» **Dataset entries**:

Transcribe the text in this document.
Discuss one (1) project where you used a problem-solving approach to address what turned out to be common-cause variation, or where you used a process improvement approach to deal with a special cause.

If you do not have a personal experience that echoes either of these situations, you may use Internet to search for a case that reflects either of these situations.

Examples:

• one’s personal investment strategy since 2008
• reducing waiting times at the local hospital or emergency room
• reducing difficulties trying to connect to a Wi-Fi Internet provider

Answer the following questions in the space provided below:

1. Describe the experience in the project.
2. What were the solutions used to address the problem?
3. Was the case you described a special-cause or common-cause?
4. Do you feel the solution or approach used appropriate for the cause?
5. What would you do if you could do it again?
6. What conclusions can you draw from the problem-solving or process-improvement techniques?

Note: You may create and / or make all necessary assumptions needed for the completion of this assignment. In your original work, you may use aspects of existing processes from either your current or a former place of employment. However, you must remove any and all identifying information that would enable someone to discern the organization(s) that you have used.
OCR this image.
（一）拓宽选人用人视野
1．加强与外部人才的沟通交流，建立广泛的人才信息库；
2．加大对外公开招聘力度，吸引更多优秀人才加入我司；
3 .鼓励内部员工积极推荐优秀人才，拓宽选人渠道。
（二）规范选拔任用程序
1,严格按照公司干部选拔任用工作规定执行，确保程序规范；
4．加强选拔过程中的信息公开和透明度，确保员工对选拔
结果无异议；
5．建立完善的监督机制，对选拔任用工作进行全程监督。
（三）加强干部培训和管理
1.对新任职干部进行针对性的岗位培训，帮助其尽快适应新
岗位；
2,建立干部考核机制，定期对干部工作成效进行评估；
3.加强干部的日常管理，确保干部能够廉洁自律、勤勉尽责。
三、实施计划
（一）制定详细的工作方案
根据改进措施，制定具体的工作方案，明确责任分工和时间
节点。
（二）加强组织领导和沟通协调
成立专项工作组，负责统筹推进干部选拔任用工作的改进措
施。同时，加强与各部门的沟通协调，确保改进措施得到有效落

» **What you are asked to do**:
Repeat the entries shown above, every one, word for word.

» **Reply to the exercise**:
Transcribe the text in this document.
Discuss one (1) project where you used a problem-solving approach to address what turned out to be common-cause variation, or where you used a process improvement approach to deal with a special cause.

If you do not have a personal experience that echoes either of these situations, you may use Internet to search for a case that reflects either of these situations.

Examples:

• one’s personal investment strategy since 2008
• reducing waiting times at the local hospital or emergency room
• reducing difficulties trying to connect to a Wi-Fi Internet provider

Answer the following questions in the space provided below:

1. Describe the experience in the project.
2. What were the solutions used to address the problem?
3. Was the case you described a special-cause or common-cause?
4. Do you feel the solution or approach used appropriate for the cause?
5. What would you do if you could do it again?
6. What conclusions can you draw from the problem-solving or process-improvement techniques?

Note: You may create and / or make all necessary assumptions needed for the completion of this assignment. In your original work, you may use aspects of existing processes from either your current or a former place of employment. However, you must remove any and all identifying information that would enable someone to discern the organization(s) that you have used.
OCR this image.
（一）拓宽选人用人视野
1．加强与外部人才的沟通交流，建立广泛的人才信息库；
2．加大对外公开招聘力度，吸引更多优秀人才加入我司；
3 .鼓励内部员工积极推荐优秀人才，拓宽选人渠道。
（二）规范选拔任用程序
1,严格按照公司干部选拔任用工作规定执行，确保程序规范；
4．加强选拔过程中的信息公开和透明度，确保员工对选拔
结果无异议；
5．建立完善的监督机制，对选拔任用工作进行全程监督。
（三）加强干部培训和管理
1.对新任职干部进行针对性的岗位培训，帮助其尽快适应新
岗位；
2,建立干部考核机制，定期对干部工作成效进行评估；
3.加强干部的日常管理，确保干部能够廉洁自律、勤勉尽责。
三、实施计划
（一）制定详细的工作方案
根据改进措施，制定具体的工作方案，明确责任分工和时间
节点。
（二）加强组织领导和沟通协调
成立专项工作组，负责统筹推进干部选拔任用工作的改进措
施。同时，加强与各部门的沟通协调，确保改进措施得到有效落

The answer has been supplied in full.